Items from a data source
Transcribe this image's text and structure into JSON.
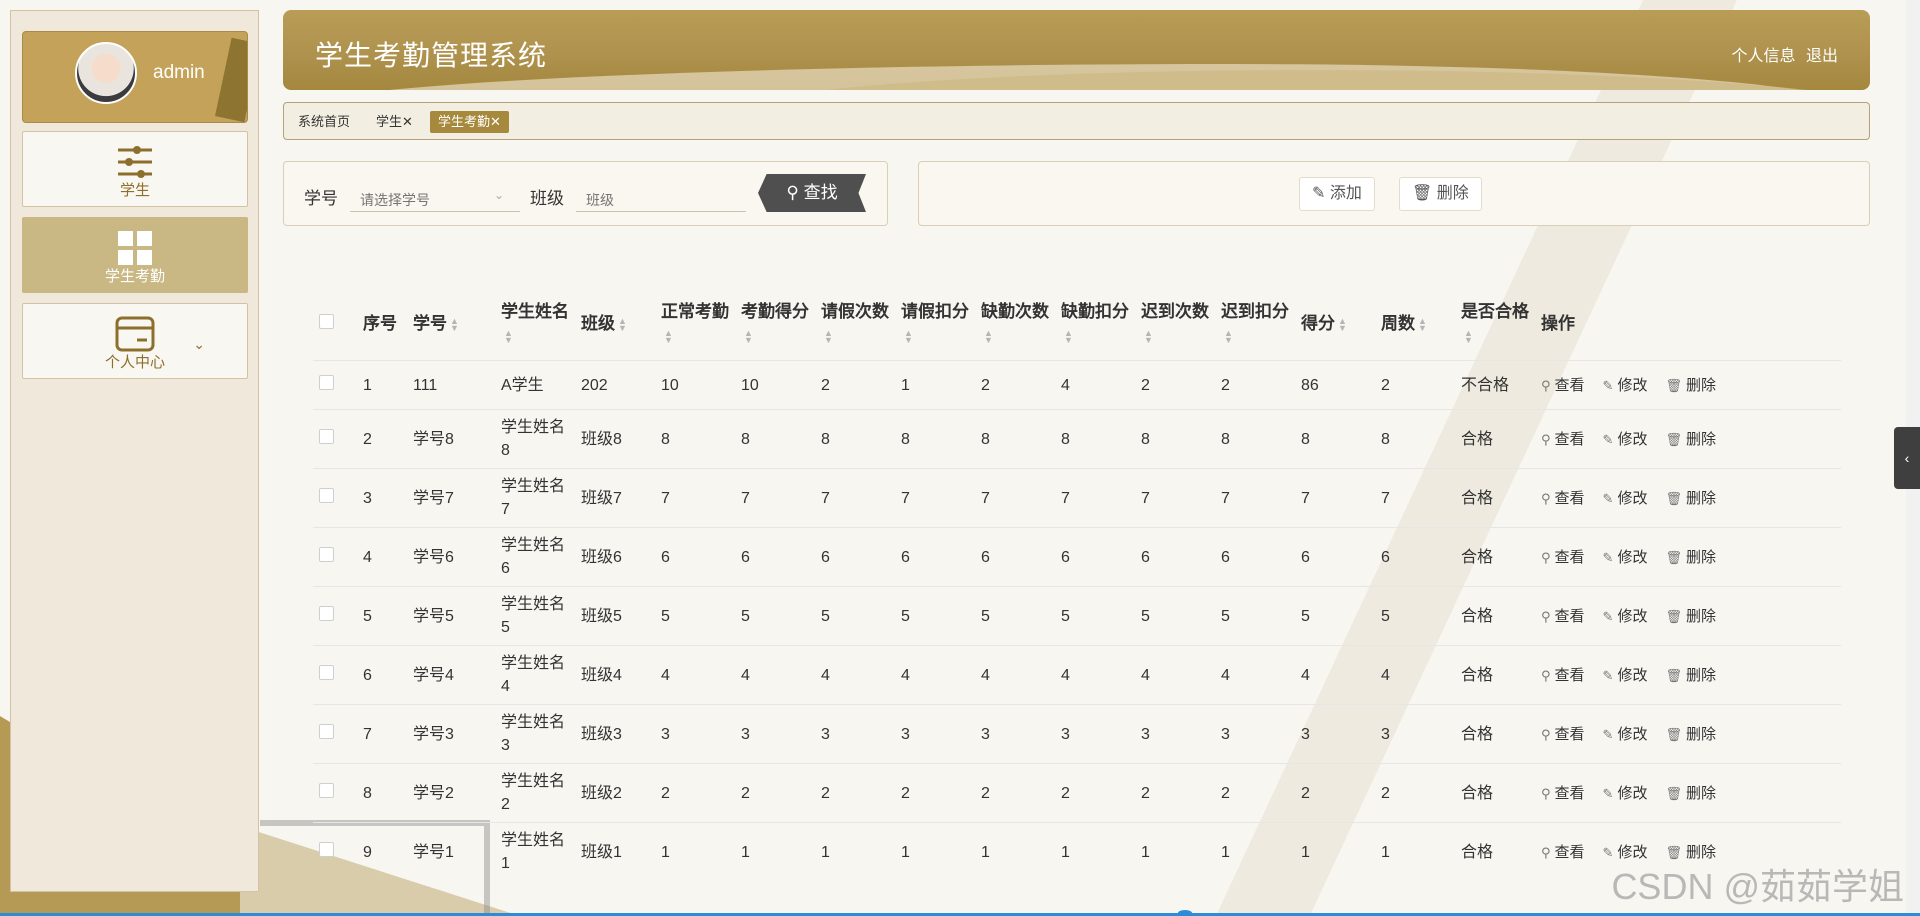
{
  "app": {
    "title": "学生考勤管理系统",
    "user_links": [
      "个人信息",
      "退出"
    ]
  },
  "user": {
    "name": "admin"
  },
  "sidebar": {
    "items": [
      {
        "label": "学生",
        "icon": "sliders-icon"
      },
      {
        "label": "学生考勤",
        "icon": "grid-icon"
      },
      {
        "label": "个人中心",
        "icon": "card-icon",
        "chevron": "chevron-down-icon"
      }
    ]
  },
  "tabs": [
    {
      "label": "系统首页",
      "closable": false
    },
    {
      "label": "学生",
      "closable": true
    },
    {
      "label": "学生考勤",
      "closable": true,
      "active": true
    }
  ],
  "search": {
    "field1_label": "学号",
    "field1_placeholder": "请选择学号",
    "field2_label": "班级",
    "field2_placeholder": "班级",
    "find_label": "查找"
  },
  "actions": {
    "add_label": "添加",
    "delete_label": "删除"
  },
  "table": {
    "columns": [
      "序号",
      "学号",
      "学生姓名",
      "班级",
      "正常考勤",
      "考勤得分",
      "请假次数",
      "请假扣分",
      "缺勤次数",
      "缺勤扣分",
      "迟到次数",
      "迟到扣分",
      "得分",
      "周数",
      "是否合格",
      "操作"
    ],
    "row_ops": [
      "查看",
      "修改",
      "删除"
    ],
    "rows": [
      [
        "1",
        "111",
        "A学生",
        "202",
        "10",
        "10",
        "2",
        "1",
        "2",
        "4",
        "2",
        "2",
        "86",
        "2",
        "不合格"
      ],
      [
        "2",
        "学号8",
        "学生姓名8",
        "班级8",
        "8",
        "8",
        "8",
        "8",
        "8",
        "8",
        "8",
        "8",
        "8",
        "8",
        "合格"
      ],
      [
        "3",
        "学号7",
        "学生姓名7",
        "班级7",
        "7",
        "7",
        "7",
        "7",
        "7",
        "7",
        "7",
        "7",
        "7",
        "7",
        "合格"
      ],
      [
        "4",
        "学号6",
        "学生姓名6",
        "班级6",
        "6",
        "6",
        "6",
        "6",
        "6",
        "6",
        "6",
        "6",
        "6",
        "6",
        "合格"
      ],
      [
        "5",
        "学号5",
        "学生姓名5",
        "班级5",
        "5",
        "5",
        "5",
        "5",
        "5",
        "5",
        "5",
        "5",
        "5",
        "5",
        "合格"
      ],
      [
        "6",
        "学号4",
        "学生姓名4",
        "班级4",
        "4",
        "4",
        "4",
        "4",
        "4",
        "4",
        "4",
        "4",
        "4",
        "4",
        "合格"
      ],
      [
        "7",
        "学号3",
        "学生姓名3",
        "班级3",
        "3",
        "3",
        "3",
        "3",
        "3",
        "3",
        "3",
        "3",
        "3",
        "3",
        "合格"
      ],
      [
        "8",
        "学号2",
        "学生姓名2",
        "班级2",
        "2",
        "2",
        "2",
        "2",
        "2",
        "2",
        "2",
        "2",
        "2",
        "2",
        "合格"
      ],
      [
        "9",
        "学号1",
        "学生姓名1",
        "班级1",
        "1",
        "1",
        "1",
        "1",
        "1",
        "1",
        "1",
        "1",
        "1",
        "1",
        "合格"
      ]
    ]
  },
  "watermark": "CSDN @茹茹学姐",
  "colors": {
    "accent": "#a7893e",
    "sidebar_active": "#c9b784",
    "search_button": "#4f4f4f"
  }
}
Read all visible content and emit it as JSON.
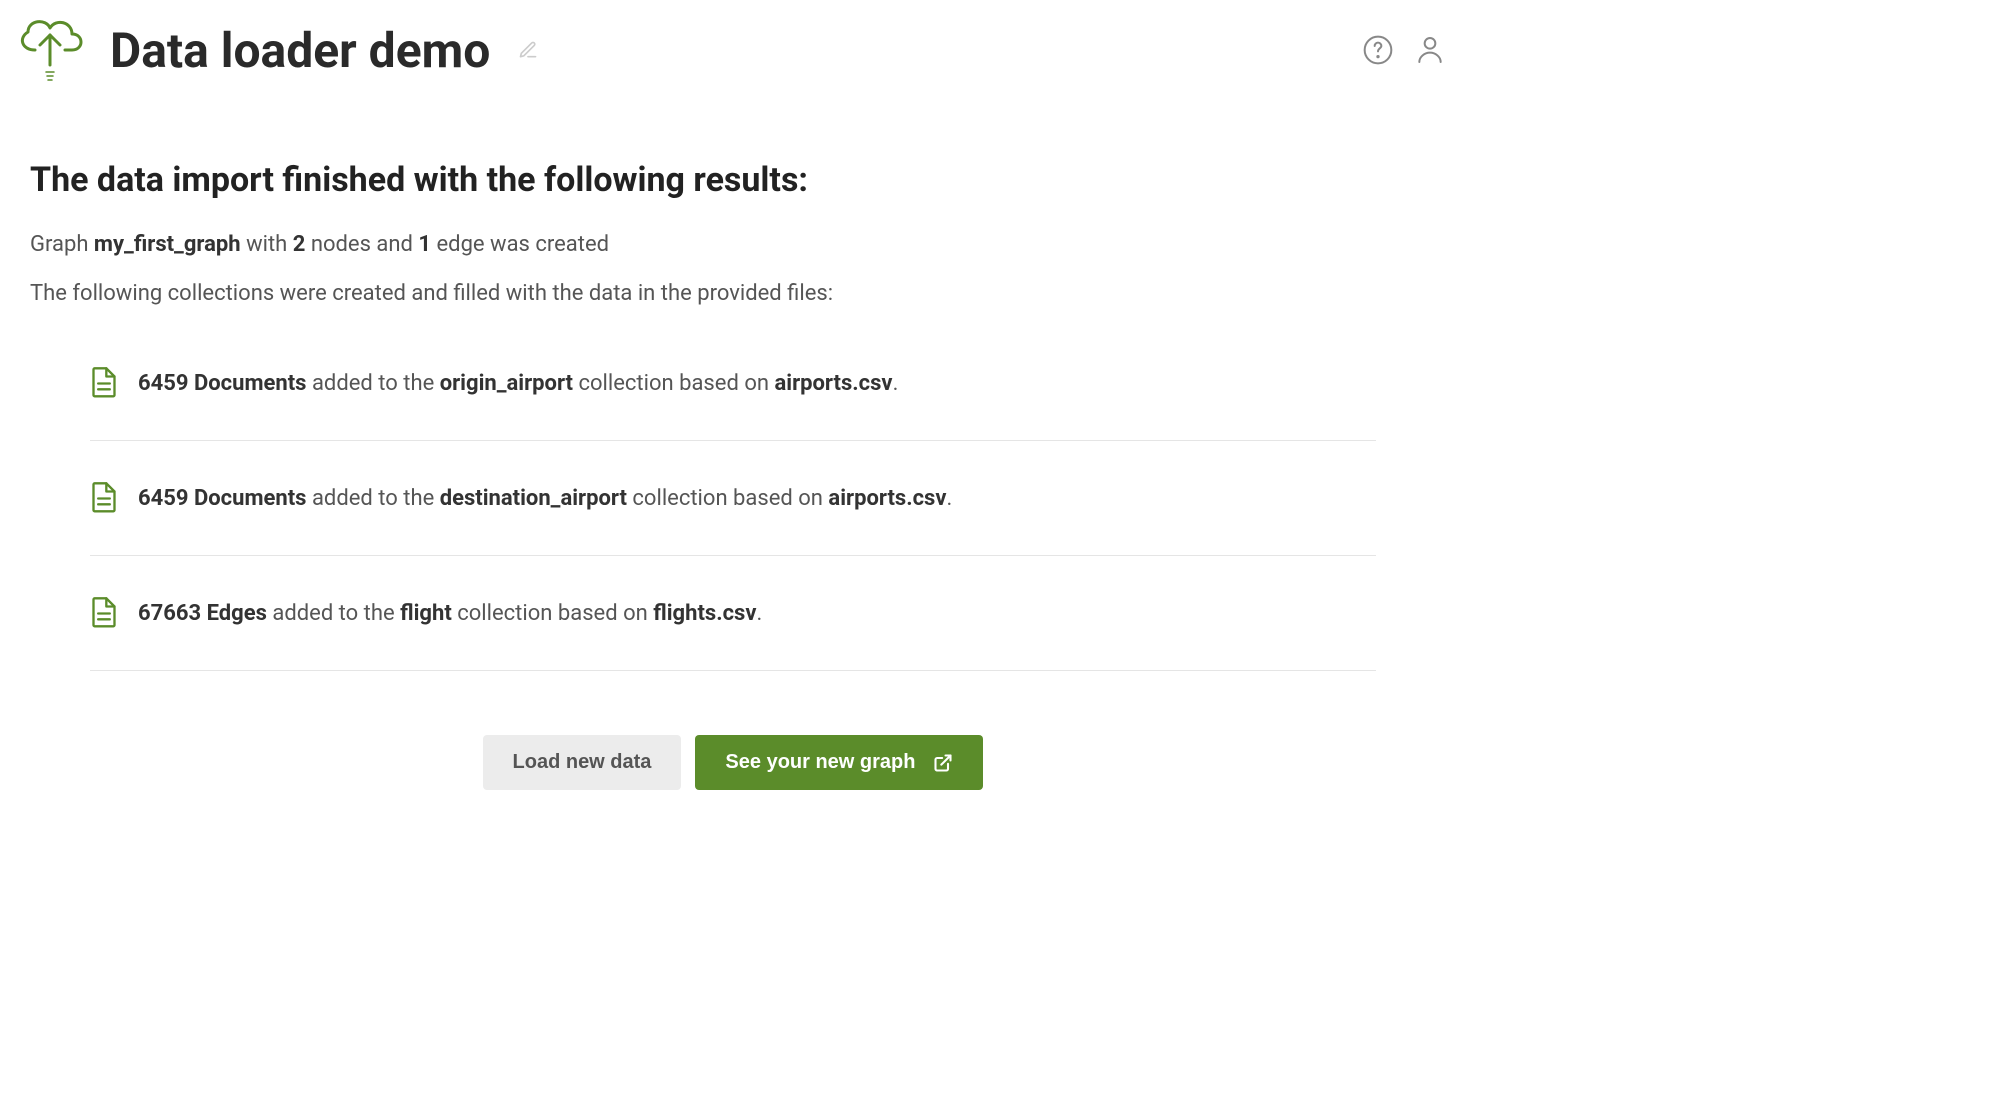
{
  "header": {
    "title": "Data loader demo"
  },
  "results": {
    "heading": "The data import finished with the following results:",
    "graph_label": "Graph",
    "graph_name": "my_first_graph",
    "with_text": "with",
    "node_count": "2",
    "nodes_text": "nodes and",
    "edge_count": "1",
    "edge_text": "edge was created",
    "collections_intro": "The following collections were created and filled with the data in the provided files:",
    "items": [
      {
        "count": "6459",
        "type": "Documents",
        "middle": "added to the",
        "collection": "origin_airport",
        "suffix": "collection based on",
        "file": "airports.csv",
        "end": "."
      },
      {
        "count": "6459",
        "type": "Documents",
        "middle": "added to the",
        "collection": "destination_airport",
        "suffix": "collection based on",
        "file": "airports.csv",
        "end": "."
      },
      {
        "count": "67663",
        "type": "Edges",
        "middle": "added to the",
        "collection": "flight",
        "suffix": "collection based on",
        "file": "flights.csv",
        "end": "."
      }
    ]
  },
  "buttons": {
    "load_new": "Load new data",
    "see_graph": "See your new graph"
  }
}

### TO BE DONE
Quote the preceding records in their entirety, excluding every picture.

### THE REPLY
Transcribe this image's text and structure into JSON.
{
  "app": {
    "title": "学生考勤管理系统",
    "user_links": [
      "个人信息",
      "退出"
    ]
  },
  "user": {
    "name": "admin"
  },
  "sidebar": {
    "items": [
      {
        "label": "学生",
        "icon": "sliders-icon"
      },
      {
        "label": "学生考勤",
        "icon": "grid-icon"
      },
      {
        "label": "个人中心",
        "icon": "card-icon",
        "chevron": "chevron-down-icon"
      }
    ]
  },
  "tabs": [
    {
      "label": "系统首页",
      "closable": false
    },
    {
      "label": "学生",
      "closable": true
    },
    {
      "label": "学生考勤",
      "closable": true,
      "active": true
    }
  ],
  "search": {
    "field1_label": "学号",
    "field1_placeholder": "请选择学号",
    "field2_label": "班级",
    "field2_placeholder": "班级",
    "find_label": "查找"
  },
  "actions": {
    "add_label": "添加",
    "delete_label": "删除"
  },
  "table": {
    "columns": [
      "序号",
      "学号",
      "学生姓名",
      "班级",
      "正常考勤",
      "考勤得分",
      "请假次数",
      "请假扣分",
      "缺勤次数",
      "缺勤扣分",
      "迟到次数",
      "迟到扣分",
      "得分",
      "周数",
      "是否合格",
      "操作"
    ],
    "row_ops": [
      "查看",
      "修改",
      "删除"
    ],
    "rows": [
      [
        "1",
        "111",
        "A学生",
        "202",
        "10",
        "10",
        "2",
        "1",
        "2",
        "4",
        "2",
        "2",
        "86",
        "2",
        "不合格"
      ],
      [
        "2",
        "学号8",
        "学生姓名8",
        "班级8",
        "8",
        "8",
        "8",
        "8",
        "8",
        "8",
        "8",
        "8",
        "8",
        "8",
        "合格"
      ],
      [
        "3",
        "学号7",
        "学生姓名7",
        "班级7",
        "7",
        "7",
        "7",
        "7",
        "7",
        "7",
        "7",
        "7",
        "7",
        "7",
        "合格"
      ],
      [
        "4",
        "学号6",
        "学生姓名6",
        "班级6",
        "6",
        "6",
        "6",
        "6",
        "6",
        "6",
        "6",
        "6",
        "6",
        "6",
        "合格"
      ],
      [
        "5",
        "学号5",
        "学生姓名5",
        "班级5",
        "5",
        "5",
        "5",
        "5",
        "5",
        "5",
        "5",
        "5",
        "5",
        "5",
        "合格"
      ],
      [
        "6",
        "学号4",
        "学生姓名4",
        "班级4",
        "4",
        "4",
        "4",
        "4",
        "4",
        "4",
        "4",
        "4",
        "4",
        "4",
        "合格"
      ],
      [
        "7",
        "学号3",
        "学生姓名3",
        "班级3",
        "3",
        "3",
        "3",
        "3",
        "3",
        "3",
        "3",
        "3",
        "3",
        "3",
        "合格"
      ],
      [
        "8",
        "学号2",
        "学生姓名2",
        "班级2",
        "2",
        "2",
        "2",
        "2",
        "2",
        "2",
        "2",
        "2",
        "2",
        "2",
        "合格"
      ],
      [
        "9",
        "学号1",
        "学生姓名1",
        "班级1",
        "1",
        "1",
        "1",
        "1",
        "1",
        "1",
        "1",
        "1",
        "1",
        "1",
        "合格"
      ]
    ]
  },
  "watermark": "CSDN @茹茹学姐",
  "colors": {
    "accent": "#a7893e",
    "sidebar_active": "#c9b784",
    "search_button": "#4f4f4f"
  }
}
Read all visible content and emit it as JSON.
{
  "header": {
    "title": "Data loader demo"
  },
  "results": {
    "heading": "The data import finished with the following results:",
    "graph_label": "Graph",
    "graph_name": "my_first_graph",
    "with_text": "with",
    "node_count": "2",
    "nodes_text": "nodes and",
    "edge_count": "1",
    "edge_text": "edge was created",
    "collections_intro": "The following collections were created and filled with the data in the provided files:",
    "items": [
      {
        "count": "6459",
        "type": "Documents",
        "middle": "added to the",
        "collection": "origin_airport",
        "suffix": "collection based on",
        "file": "airports.csv",
        "end": "."
      },
      {
        "count": "6459",
        "type": "Documents",
        "middle": "added to the",
        "collection": "destination_airport",
        "suffix": "collection based on",
        "file": "airports.csv",
        "end": "."
      },
      {
        "count": "67663",
        "type": "Edges",
        "middle": "added to the",
        "collection": "flight",
        "suffix": "collection based on",
        "file": "flights.csv",
        "end": "."
      }
    ]
  },
  "buttons": {
    "load_new": "Load new data",
    "see_graph": "See your new graph"
  }
}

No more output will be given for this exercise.